[Recorded data]
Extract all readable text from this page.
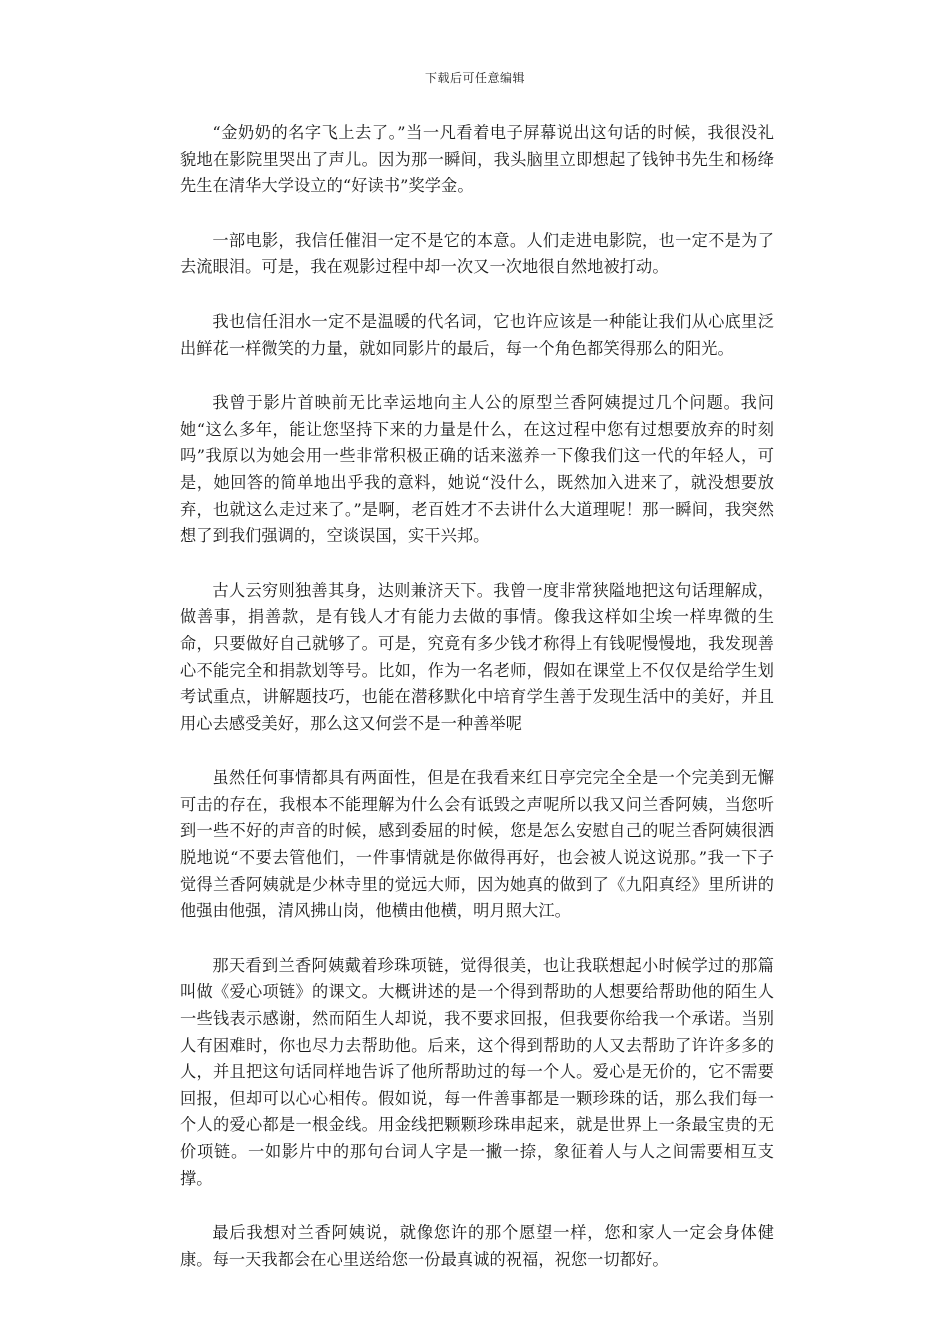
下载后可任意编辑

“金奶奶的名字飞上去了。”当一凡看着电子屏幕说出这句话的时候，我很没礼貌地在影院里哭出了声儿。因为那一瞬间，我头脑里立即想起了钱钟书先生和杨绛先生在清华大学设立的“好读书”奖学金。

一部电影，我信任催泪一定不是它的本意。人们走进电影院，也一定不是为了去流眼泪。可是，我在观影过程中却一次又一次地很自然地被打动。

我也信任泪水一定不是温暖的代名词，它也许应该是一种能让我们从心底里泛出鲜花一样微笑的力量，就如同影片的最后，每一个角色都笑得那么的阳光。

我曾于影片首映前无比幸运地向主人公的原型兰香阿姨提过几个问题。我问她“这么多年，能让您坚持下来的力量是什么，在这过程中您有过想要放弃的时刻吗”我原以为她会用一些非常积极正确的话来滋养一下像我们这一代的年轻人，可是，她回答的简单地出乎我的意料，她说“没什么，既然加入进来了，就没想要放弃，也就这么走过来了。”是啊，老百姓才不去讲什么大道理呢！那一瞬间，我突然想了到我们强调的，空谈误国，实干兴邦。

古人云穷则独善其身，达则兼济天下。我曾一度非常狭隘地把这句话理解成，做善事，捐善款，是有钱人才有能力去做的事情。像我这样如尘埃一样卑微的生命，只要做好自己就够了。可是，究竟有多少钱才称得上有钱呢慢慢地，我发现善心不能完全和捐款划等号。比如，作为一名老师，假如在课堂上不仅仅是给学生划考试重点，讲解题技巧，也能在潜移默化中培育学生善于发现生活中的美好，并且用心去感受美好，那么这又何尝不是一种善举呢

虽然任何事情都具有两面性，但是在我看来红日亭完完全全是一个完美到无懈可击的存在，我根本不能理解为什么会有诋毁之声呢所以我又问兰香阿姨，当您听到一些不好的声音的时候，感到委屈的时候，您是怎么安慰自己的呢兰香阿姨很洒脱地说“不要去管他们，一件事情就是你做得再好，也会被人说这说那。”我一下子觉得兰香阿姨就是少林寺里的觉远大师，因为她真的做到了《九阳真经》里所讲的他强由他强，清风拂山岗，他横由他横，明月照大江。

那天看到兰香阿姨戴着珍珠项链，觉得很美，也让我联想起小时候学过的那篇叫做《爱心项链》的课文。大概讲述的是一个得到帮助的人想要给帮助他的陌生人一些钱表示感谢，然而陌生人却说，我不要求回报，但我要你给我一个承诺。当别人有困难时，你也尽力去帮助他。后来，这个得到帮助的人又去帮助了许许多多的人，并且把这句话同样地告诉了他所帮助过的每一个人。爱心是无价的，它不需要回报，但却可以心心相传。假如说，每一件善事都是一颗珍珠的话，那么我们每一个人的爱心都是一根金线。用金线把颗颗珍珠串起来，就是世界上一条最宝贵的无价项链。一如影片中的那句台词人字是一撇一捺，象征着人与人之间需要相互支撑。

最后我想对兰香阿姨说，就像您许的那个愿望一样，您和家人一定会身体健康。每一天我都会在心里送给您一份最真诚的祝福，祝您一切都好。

### Task goal
Copy every record character for character. Skip the pictures.

### Final answer
Extract all readable text from this page.
下载后可任意编辑

“金奶奶的名字飞上去了。”当一凡看着电子屏幕说出这句话的时候，我很没礼貌地在影院里哭出了声儿。因为那一瞬间，我头脑里立即想起了钱钟书先生和杨绛先生在清华大学设立的“好读书”奖学金。

一部电影，我信任催泪一定不是它的本意。人们走进电影院，也一定不是为了去流眼泪。可是，我在观影过程中却一次又一次地很自然地被打动。

我也信任泪水一定不是温暖的代名词，它也许应该是一种能让我们从心底里泛出鲜花一样微笑的力量，就如同影片的最后，每一个角色都笑得那么的阳光。

我曾于影片首映前无比幸运地向主人公的原型兰香阿姨提过几个问题。我问她“这么多年，能让您坚持下来的力量是什么，在这过程中您有过想要放弃的时刻吗”我原以为她会用一些非常积极正确的话来滋养一下像我们这一代的年轻人，可是，她回答的简单地出乎我的意料，她说“没什么，既然加入进来了，就没想要放弃，也就这么走过来了。”是啊，老百姓才不去讲什么大道理呢！那一瞬间，我突然想了到我们强调的，空谈误国，实干兴邦。

古人云穷则独善其身，达则兼济天下。我曾一度非常狭隘地把这句话理解成，做善事，捐善款，是有钱人才有能力去做的事情。像我这样如尘埃一样卑微的生命，只要做好自己就够了。可是，究竟有多少钱才称得上有钱呢慢慢地，我发现善心不能完全和捐款划等号。比如，作为一名老师，假如在课堂上不仅仅是给学生划考试重点，讲解题技巧，也能在潜移默化中培育学生善于发现生活中的美好，并且用心去感受美好，那么这又何尝不是一种善举呢

虽然任何事情都具有两面性，但是在我看来红日亭完完全全是一个完美到无懈可击的存在，我根本不能理解为什么会有诋毁之声呢所以我又问兰香阿姨，当您听到一些不好的声音的时候，感到委屈的时候，您是怎么安慰自己的呢兰香阿姨很洒脱地说“不要去管他们，一件事情就是你做得再好，也会被人说这说那。”我一下子觉得兰香阿姨就是少林寺里的觉远大师，因为她真的做到了《九阳真经》里所讲的他强由他强，清风拂山岗，他横由他横，明月照大江。

那天看到兰香阿姨戴着珍珠项链，觉得很美，也让我联想起小时候学过的那篇叫做《爱心项链》的课文。大概讲述的是一个得到帮助的人想要给帮助他的陌生人一些钱表示感谢，然而陌生人却说，我不要求回报，但我要你给我一个承诺。当别人有困难时，你也尽力去帮助他。后来，这个得到帮助的人又去帮助了许许多多的人，并且把这句话同样地告诉了他所帮助过的每一个人。爱心是无价的，它不需要回报，但却可以心心相传。假如说，每一件善事都是一颗珍珠的话，那么我们每一个人的爱心都是一根金线。用金线把颗颗珍珠串起来，就是世界上一条最宝贵的无价项链。一如影片中的那句台词人字是一撇一捺，象征着人与人之间需要相互支撑。

最后我想对兰香阿姨说，就像您许的那个愿望一样，您和家人一定会身体健康。每一天我都会在心里送给您一份最真诚的祝福，祝您一切都好。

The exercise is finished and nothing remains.